▸ RECORD SET
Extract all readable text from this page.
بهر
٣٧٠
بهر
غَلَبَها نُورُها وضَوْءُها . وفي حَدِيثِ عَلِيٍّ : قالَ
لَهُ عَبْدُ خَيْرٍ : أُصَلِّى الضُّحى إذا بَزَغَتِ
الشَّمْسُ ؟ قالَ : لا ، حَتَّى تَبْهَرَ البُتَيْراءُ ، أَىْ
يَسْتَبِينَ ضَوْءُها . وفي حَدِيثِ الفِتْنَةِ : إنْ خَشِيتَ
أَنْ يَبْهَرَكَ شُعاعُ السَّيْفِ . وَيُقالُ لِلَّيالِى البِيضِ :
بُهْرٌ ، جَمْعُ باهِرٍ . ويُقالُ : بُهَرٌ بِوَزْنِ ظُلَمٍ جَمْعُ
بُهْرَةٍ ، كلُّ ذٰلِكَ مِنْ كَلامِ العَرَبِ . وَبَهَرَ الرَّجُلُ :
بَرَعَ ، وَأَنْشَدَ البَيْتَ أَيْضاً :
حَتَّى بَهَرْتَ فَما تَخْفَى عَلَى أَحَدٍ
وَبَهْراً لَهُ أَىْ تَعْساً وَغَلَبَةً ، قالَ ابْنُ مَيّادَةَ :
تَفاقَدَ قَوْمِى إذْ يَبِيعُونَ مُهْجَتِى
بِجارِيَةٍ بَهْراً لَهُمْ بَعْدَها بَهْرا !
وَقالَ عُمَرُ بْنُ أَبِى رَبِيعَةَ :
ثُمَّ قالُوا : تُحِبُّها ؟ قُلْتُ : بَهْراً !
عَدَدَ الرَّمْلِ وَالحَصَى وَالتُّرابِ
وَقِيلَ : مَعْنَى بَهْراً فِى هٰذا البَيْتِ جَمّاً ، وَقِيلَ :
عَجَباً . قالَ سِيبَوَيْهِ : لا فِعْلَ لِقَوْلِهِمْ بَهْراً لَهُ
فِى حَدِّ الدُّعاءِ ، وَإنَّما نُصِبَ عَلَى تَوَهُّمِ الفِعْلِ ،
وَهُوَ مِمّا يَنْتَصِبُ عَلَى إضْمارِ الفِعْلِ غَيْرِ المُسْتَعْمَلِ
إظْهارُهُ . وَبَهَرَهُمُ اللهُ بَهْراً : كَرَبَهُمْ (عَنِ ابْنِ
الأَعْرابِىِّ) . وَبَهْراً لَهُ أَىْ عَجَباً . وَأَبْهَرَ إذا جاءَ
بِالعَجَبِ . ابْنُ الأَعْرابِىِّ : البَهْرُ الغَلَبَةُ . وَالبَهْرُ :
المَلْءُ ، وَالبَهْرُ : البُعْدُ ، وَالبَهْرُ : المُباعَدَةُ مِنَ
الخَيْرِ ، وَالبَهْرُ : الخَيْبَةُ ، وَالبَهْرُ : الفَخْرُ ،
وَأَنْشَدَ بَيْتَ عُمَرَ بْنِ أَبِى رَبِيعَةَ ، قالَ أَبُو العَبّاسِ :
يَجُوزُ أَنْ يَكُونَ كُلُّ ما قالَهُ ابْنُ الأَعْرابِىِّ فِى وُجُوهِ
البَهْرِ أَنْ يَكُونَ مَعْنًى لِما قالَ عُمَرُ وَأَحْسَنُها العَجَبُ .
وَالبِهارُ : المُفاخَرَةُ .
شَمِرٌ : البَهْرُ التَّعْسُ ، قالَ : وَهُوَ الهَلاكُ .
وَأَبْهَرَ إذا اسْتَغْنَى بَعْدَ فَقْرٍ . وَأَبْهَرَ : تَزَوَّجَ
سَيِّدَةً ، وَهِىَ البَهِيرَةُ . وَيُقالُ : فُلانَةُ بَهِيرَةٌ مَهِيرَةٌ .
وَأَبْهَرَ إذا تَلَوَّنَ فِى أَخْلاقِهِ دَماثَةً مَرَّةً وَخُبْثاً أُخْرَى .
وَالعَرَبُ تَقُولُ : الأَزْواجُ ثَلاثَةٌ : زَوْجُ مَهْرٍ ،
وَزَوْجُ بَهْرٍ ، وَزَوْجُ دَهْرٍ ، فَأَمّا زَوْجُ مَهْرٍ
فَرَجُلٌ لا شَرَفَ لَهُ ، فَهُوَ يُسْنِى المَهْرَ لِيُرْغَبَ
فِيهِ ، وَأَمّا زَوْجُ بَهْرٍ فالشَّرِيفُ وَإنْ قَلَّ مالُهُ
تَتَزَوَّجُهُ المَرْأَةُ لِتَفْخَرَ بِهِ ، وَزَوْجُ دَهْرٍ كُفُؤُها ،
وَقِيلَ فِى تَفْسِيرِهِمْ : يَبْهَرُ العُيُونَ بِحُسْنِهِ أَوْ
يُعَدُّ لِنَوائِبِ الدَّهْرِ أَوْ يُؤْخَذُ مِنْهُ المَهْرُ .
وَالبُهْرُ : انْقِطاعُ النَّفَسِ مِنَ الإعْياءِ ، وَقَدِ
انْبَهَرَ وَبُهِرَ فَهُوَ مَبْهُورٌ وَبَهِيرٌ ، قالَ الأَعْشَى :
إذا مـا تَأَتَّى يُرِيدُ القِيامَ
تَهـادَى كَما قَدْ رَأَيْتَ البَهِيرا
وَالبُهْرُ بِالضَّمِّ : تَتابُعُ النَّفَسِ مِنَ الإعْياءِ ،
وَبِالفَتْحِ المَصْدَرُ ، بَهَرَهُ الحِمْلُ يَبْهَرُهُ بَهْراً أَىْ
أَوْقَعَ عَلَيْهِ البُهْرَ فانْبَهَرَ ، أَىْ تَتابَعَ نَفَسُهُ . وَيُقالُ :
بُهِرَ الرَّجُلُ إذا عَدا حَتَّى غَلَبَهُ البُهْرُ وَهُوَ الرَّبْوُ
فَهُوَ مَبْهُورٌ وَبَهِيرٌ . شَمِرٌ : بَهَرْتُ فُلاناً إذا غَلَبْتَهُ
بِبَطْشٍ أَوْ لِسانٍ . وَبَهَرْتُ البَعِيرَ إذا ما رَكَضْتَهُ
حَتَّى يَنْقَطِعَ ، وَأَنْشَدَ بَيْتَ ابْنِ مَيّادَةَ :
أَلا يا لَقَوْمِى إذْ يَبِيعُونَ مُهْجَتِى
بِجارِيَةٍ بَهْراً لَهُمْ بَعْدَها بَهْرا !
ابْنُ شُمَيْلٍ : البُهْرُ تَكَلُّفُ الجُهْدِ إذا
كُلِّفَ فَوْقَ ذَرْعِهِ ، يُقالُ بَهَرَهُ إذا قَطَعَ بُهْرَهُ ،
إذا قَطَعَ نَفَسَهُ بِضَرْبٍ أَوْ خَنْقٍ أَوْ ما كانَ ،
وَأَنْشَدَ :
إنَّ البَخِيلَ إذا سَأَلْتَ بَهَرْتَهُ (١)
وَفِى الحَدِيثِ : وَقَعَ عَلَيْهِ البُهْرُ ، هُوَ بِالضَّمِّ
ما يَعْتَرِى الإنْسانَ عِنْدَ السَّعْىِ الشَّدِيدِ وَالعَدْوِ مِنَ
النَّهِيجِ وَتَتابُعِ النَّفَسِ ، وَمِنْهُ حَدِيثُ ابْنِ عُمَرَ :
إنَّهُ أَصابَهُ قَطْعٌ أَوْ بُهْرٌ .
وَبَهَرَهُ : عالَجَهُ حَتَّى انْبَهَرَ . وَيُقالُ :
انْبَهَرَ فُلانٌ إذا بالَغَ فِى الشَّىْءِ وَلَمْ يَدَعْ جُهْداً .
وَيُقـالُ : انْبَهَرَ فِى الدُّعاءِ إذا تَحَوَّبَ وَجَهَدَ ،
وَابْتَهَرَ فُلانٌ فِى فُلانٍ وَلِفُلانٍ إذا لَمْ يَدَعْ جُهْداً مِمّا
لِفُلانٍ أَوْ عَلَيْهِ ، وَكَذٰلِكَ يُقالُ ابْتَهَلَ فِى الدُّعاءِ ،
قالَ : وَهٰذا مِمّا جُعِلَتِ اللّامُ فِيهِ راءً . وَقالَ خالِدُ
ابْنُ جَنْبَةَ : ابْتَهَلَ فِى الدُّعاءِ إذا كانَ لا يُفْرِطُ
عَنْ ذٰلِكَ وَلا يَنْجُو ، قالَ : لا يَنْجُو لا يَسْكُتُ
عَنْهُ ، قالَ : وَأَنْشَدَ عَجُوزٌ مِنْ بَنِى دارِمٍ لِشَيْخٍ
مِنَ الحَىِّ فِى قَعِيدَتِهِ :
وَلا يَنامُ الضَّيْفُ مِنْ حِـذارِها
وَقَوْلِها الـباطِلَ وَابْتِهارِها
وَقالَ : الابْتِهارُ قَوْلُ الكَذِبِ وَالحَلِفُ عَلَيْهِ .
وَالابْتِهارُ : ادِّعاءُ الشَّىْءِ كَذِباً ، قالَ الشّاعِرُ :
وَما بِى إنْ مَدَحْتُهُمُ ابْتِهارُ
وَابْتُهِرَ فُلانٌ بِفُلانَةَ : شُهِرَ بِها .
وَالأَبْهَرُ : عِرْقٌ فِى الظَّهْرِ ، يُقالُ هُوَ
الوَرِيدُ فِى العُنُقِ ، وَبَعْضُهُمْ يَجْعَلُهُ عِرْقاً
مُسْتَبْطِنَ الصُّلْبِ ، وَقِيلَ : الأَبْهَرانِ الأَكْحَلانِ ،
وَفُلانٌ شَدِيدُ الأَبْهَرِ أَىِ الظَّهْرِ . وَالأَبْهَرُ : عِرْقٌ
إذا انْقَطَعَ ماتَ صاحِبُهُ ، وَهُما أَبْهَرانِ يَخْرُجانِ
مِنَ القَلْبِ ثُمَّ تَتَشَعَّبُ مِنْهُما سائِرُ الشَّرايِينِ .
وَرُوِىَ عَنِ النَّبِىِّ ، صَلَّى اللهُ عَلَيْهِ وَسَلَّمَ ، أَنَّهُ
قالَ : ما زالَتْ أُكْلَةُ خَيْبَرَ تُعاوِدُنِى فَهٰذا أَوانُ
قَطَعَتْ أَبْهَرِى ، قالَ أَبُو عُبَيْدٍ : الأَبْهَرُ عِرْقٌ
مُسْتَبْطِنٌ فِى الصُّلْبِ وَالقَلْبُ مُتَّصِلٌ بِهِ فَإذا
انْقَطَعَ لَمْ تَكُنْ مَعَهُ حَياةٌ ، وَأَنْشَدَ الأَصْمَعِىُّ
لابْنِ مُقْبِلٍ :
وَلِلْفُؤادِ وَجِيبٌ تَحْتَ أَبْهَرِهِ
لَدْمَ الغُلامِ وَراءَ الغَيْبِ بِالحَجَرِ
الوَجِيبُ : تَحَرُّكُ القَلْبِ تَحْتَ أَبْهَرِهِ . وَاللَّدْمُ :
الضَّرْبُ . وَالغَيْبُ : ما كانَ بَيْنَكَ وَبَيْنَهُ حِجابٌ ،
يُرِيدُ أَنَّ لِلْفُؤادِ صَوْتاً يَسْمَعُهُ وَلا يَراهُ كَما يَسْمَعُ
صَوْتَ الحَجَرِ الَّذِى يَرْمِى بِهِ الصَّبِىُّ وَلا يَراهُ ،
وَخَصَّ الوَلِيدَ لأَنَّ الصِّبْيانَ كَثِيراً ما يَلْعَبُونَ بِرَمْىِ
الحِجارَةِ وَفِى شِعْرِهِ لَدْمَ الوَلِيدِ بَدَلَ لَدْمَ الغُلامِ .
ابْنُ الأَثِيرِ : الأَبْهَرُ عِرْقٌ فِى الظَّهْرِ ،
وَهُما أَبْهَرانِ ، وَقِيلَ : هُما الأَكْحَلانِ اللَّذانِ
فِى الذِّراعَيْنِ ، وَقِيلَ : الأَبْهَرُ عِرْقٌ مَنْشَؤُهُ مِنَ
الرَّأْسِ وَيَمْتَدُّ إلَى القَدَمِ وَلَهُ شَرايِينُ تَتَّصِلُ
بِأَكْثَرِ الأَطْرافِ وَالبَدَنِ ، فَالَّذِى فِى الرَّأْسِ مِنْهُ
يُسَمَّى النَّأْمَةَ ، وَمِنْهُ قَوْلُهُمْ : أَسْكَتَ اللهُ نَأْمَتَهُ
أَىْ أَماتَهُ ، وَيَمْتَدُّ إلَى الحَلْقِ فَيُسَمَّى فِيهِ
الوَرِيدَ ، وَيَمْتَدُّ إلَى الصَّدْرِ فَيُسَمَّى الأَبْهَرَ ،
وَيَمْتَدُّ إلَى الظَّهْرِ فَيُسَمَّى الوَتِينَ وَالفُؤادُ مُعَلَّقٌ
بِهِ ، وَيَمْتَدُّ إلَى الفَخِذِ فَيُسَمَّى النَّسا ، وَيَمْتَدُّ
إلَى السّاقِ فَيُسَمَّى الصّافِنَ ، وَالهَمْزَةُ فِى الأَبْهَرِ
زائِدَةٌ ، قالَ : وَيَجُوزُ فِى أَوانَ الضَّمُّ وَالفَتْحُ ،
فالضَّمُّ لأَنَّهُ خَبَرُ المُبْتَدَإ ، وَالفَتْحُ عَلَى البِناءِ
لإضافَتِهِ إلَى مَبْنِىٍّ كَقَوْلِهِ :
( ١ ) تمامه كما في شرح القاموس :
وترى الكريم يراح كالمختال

▸ SET EXERCISE
Give only the number of lines in the data that hold the string "الاب".

▸ PROBLEM SOLUTION
2